Locate each line in the records containing "Порядка". Copy it.

----- Records for this task

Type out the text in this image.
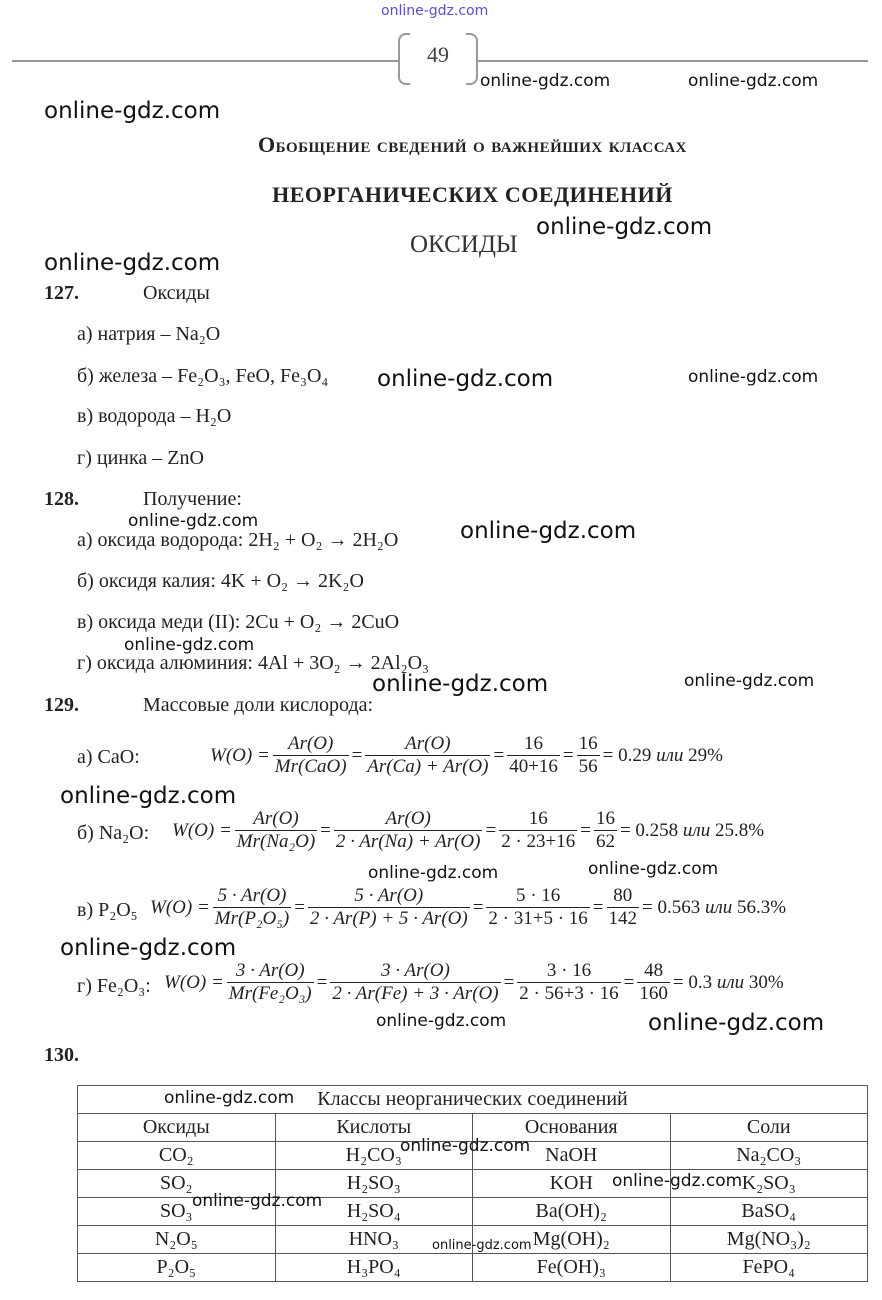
online-gdz.com
49
online-gdz.com	online-gdz.com
online-gdz.com
Обобщение сведений о важнейших классах
НЕОРГАНИЧЕСКИХ СОЕДИНЕНИЙ
ОКСИДЫ
online-gdz.com
online-gdz.com
127.	Оксиды
а) натрия – Na₂O
б) железа – Fe₂O₃, FeO, Fe₃O₄ online-gdz.com	online-gdz.com
в) водорода – H₂O
г) цинка – ZnO
128.	Получение:
online-gdz.com
а) оксида водорода: 2H₂ + O₂ → 2H₂O	online-gdz.com
б) оксидя калия: 4K + O₂ → 2K₂O
в) оксида меди (II): 2Cu + O₂ → 2CuO
online-gdz.com
г) оксида алюминия: 4Al + 3O₂ → 2Al₂O₃
online-gdz.com	online-gdz.com
129.	Массовые доли кислорода:
а) CaO:	W(O) =
Ar(O)
Mr(CaO)
=
Ar(O)
Ar(Ca) + Ar(O)
=
16
40+16
= $\frac{16}{56} = 0.29$
или
29%
online-gdz.com
б) Na₂O: $W(O) = \frac{Ar(O)}{\text{Mr(Na₂O)}}$ =
Ar(O)
2 · Ar(Na) + Ar(O)
=
16
2 · 23+16
= $\frac{16}{62} = 0.258$
или
25.8%
online-gdz.com	online-gdz.com
в) P₂O₅ $W(O) = \frac{5 \cdot Ar(O)}{\text{Mr(P₂O₅)}}$ =
5 · Ar(O)
2 · Ar(P) + 5 · Ar(O)
=
5 · 16
2 · 31+5 · 16
= $\frac{80}{142} = 0.563$
или
56.3%
online-gdz.com
г) Fe₂O₃: $W(O) = \frac{3 \cdot Ar(O)}{\text{Mr(Fe₂O₃)}}$ =
3 · Ar(O)
2 · Ar(Fe) + 3 · Ar(O)
=
3 · 16
2 · 56+3 · 16
= $\frac{48}{160} = 0.3$
или
30%
online-gdz.com	online-gdz.com
130.
Классы неорганических соединений			
Оксиды	Кислоты	Основания	Соли
CO₂	H₂CO₃	NaOH	Na₂CO₃
SO₂	H₂SO₃	KOH	K₂SO₃
SO₃	H₂SO₄	Ba(OH)₂	BaSO₄
N₂O₅	HNO₃	Mg(OH)₂	Mg(NO₃)₂
P₂O₅	H₃PO₄	Fe(OH)₃	FePO₄
online-gdz.com
online-gdz.com
online-gdz.com
online-gdz.com
online-gdz.com
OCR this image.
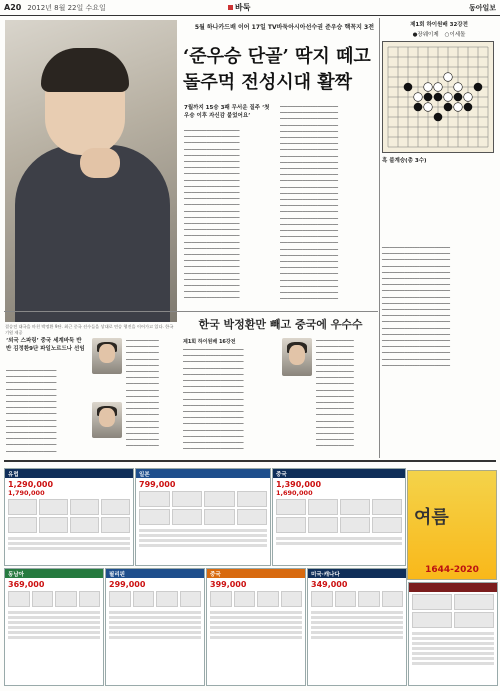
A20 2012년 8월 22일 수요일	바둑	동아일보
결승전 대국을 마친 박정환 9단. 최근 중국 선수들을 상대로 연승 행진을 이어가고 있다. 한국기원 제공
5월 하나카드배 이어 17일 TV바둑아시아선수권 준우승 핵꼭지 3전
‘준우승 단골’ 딱지 떼고 돌주먹 전성시대 활짝
7월까지 15승 3패 무서운 질주 ‘첫 우승 이후 자신감 붙었어요’
━━━━━━━━━━━━━━━━━━━━━━
━━━━━━━━━━━━━━━━━━━━━━
━━━━━━━━━━━━━━━━━━━━━━
━━━━━━━━━━━━━━━━━━━━━━
━━━━━━━━━━━━━━━━━━━━━━
━━━━━━━━━━━━━━━━━━━━━━
━━━━━━━━━━━━━━━━━━━━━━
━━━━━━━━━━━━━━━━━━━━━━
━━━━━━━━━━━━━━━━━━━━━━
━━━━━━━━━━━━━━━━━━━━━━
━━━━━━━━━━━━━━━━━━━━━━
━━━━━━━━━━━━━━━━━━━━━━
━━━━━━━━━━━━━━━━━━━━━━
━━━━━━━━━━━━━━━━━━━━━━
━━━━━━━━━━━━━━━━━━━━━━
━━━━━━━━━━━━━━━━━━━━━━
━━━━━━━━━━━━━━━━━━━━━━
━━━━━━━━━━━━━━━━━━━━━━
━━━━━━━━━━━━━━━━━━━━━━
━━━━━━━━━━━━━━━━━━━━━━
━━━━━━━━━━━━━━━━━━━━━━
━━━━━━━━━━━━━━━━━━━━━━
━━━━━━━━━━━━━━━━━━━━━━
━━━━━━━━━━━━━━━━━━━━━━
━━━━━━━━━━━━━━━━━━━━━━
━━━━━━━━━━━━━━━━━━━━━━
━━━━━━━━━━━━━━━━━━━━━━
━━━━━━━━━━━━━━━━━━━━━━
━━━━━━━━━━━━━━━━━━━━━━━
━━━━━━━━━━━━━━━━━━━━━━━
━━━━━━━━━━━━━━━━━━━━━━━
━━━━━━━━━━━━━━━━━━━━━━━
━━━━━━━━━━━━━━━━━━━━━━━
━━━━━━━━━━━━━━━━━━━━━━━
━━━━━━━━━━━━━━━━━━━━━━━
━━━━━━━━━━━━━━━━━━━━━━━
━━━━━━━━━━━━━━━━━━━━━━━
━━━━━━━━━━━━━━━━━━━━━━━
━━━━━━━━━━━━━━━━━━━━━━━
━━━━━━━━━━━━━━━━━━━━━━━
━━━━━━━━━━━━━━━━━━━━━━━
━━━━━━━━━━━━━━━━━━━━━━━
━━━━━━━━━━━━━━━━━━━━━━━
━━━━━━━━━━━━━━━━━━━━━━━
━━━━━━━━━━━━━━━━━━━━━━━
━━━━━━━━━━━━━━━━━━━━━━━
━━━━━━━━━━━━━━━━━━━━━━━
━━━━━━━━━━━━━━━━━━━━━━━
━━━━━━━━━━━━━━━━━━━━━━━
━━━━━━━━━━━━━━━━━━━━━━━
━━━━━━━━━━━━━━━━━━━━━━━
━━━━━━━━━━━━━━━━━━━━━━━
━━━━━━━━━━━━━━━━━━━━━━━
━━━━━━━━━━━━━━━━━━━━━━━
━━━━━━━━━━━━━━━━━━━━━━━
━━━━━━━━━━━━━━━━━━━━━━━
━━━━━━━━━━━━━━━━━━━━━━━
━━━━━━━━━━━━━━━━━━━━━━━
━━━━━━━━━━━━━━━━━━━━━━━
━━━━━━━━━━━━━━━━━━━━━━━
제1회 하이원배 32강전
●장웨이제 ○이세돌
흑 불계승(총 3수)
━━━━━━━━━━━━━━━━━━━━━━━━━━━
━━━━━━━━━━━━━━━━━━━━━━━━━━━
━━━━━━━━━━━━━━━━━━━━━━━━━━━
━━━━━━━━━━━━━━━━━━━━━━━━━━━
━━━━━━━━━━━━━━━━━━━━━━━━━━━
━━━━━━━━━━━━━━━━━━━━━━━━━━━
━━━━━━━━━━━━━━━━━━━━━━━━━━━
━━━━━━━━━━━━━━━━━━━━━━━━━━━
━━━━━━━━━━━━━━━━━━━━━━━━━━━
━━━━━━━━━━━━━━━━━━━━━━━━━━━
━━━━━━━━━━━━━━━━━━━━━━━━━━━
━━━━━━━━━━━━━━━━━━━━━━━━━━━
━━━━━━━━━━━━━━━━━━━━━━━━━━━
━━━━━━━━━━━━━━━━━━━━━━━━━━━
━━━━━━━━━━━━━━━━━━━━━━━━━━━
━━━━━━━━━━━━━━━━━━━━━━━━━━━
━━━━━━━━━━━━━━━━━━━━━━━━━━━
━━━━━━━━━━━━━━━━━━━━━━━━━━━
━━━━━━━━━━━━━━━━━━━━━━━━━━━
━━━━━━━━━━━━━━━━━━━━━━━━━━━
한국 박정환만 빼고 중국에 우수수
‘외국 스파링’ 중국 세계바둑 반반 김정환9단 파일노르드나 선임
━━━━━━━━━━━━━━━━━━━━
━━━━━━━━━━━━━━━━━━━━
━━━━━━━━━━━━━━━━━━━━
━━━━━━━━━━━━━━━━━━━━
━━━━━━━━━━━━━━━━━━━━
━━━━━━━━━━━━━━━━━━━━
━━━━━━━━━━━━━━━━━━━━
━━━━━━━━━━━━━━━━━━━━
━━━━━━━━━━━━━━━━━━━━
━━━━━━━━━━━━━━━━━━━━
━━━━━━━━━━━━━━━━━━━━
━━━━━━━━━━━━━━━━━━━━
━━━━━━━━━━━━━━━━━━━━
━━━━━━━━━━━━━━━━━━━━
━━━━━━━━━━━━━
━━━━━━━━━━━━━
━━━━━━━━━━━━━
━━━━━━━━━━━━━
━━━━━━━━━━━━━
━━━━━━━━━━━━━
━━━━━━━━━━━━━
━━━━━━━━━━━━━
━━━━━━━━━━━━━
━━━━━━━━━━━━━
━━━━━━━━━━━━━
━━━━━━━━━━━━━
━━━━━━━━━━━━━
━━━━━━━━━━━━━
━━━━━━━━━━━━━
━━━━━━━━━━━━━
━━━━━━━━━━━━━
━━━━━━━━━━━━━
제1회 하이원배 16강전
━━━━━━━━━━━━━━━━━━━━━━━━
━━━━━━━━━━━━━━━━━━━━━━━━
━━━━━━━━━━━━━━━━━━━━━━━━
━━━━━━━━━━━━━━━━━━━━━━━━
━━━━━━━━━━━━━━━━━━━━━━━━
━━━━━━━━━━━━━━━━━━━━━━━━
━━━━━━━━━━━━━━━━━━━━━━━━
━━━━━━━━━━━━━━━━━━━━━━━━
━━━━━━━━━━━━━━━━━━━━━━━━
━━━━━━━━━━━━━━━━━━━━━━━━
━━━━━━━━━━━━━━━━━━━━━━━━
━━━━━━━━━━━━━━━━━━━━━━━━
━━━━━━━━━━━━━━━━━━━━━━━━
━━━━━━━━━━━━━━━━━━━━━━━━
━━━━━━━━━━━━━━━━━━━━━━━━
━━━━━━━━━━━━━━━━━━━━━━━━
━━━━━━━━━━━━━━━━━━━━━━━━
━━━━━━━━━━━━━━━
━━━━━━━━━━━━━━━
━━━━━━━━━━━━━━━
━━━━━━━━━━━━━━━
━━━━━━━━━━━━━━━
━━━━━━━━━━━━━━━
━━━━━━━━━━━━━━━
━━━━━━━━━━━━━━━
━━━━━━━━━━━━━━━
━━━━━━━━━━━━━━━
━━━━━━━━━━━━━━━
━━━━━━━━━━━━━━━
━━━━━━━━━━━━━━━
━━━━━━━━━━━━━━━
━━━━━━━━━━━━━━━
━━━━━━━━━━━━━━━
━━━━━━━━━━━━━━━
━━━━━━━━━━━━━━━
유럽
1,290,000
1,790,000
일본
799,000
중국
1,390,000
1,690,000
여름
1644-2020
동남아
369,000
필리핀
299,000
중국
399,000
미국·캐나다
349,000
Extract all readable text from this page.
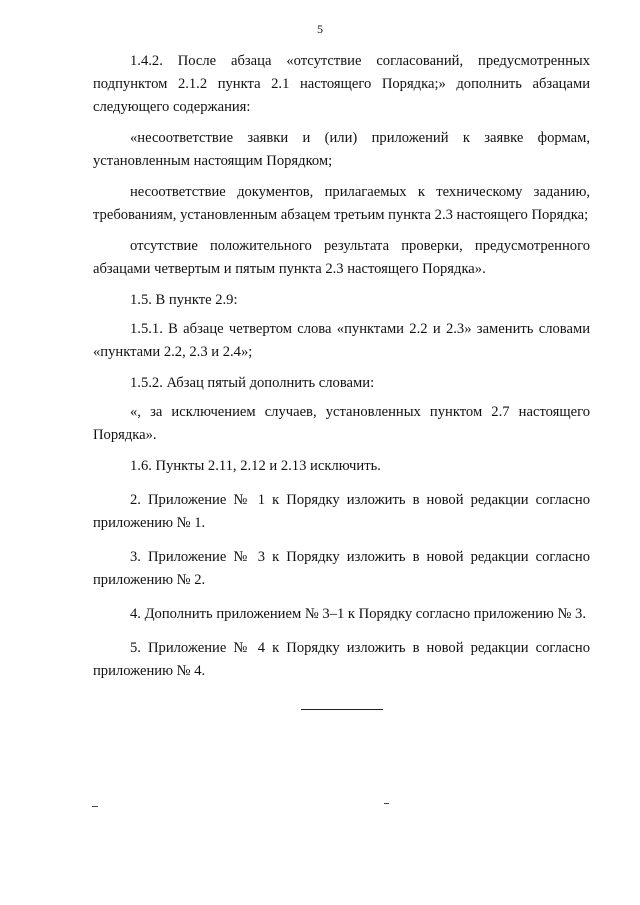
5

1.4.2. После абзаца «отсутствие согласований, предусмотренных подпунктом 2.1.2 пункта 2.1 настоящего Порядка;» дополнить абзацами следующего содержания:

«несоответствие заявки и (или) приложений к заявке формам, установленным настоящим Порядком;

несоответствие документов, прилагаемых к техническому заданию, требованиям, установленным абзацем третьим пункта 2.3 настоящего Порядка;

отсутствие положительного результата проверки, предусмотренного абзацами четвертым и пятым пункта 2.3 настоящего Порядка».

1.5. В пункте 2.9:

1.5.1. В абзаце четвертом слова «пунктами 2.2 и 2.3» заменить словами «пунктами 2.2, 2.3 и 2.4»;

1.5.2. Абзац пятый дополнить словами:

«, за исключением случаев, установленных пунктом 2.7 настоящего Порядка».

1.6. Пункты 2.11, 2.12 и 2.13 исключить.

2. Приложение № 1 к Порядку изложить в новой редакции согласно приложению № 1.

3. Приложение № 3 к Порядку изложить в новой редакции согласно приложению № 2.

4. Дополнить приложением № 3–1 к Порядку согласно приложению № 3.

5. Приложение № 4 к Порядку изложить в новой редакции согласно приложению № 4.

----------

*Response*:
1.4.2. После абзаца «отсутствие согласований, предусмотренных подпунктом 2.1.2 пункта 2.1 настоящего Порядка;» дополнить абзацами следующего содержания:
несоответствие документов, прилагаемых к техническому заданию, требованиям, установленным абзацем третьим пункта 2.3 настоящего Порядка;
отсутствие положительного результата проверки, предусмотренного абзацами четвертым и пятым пункта 2.3 настоящего Порядка».
«, за исключением случаев, установленных пунктом 2.7 настоящего Порядка».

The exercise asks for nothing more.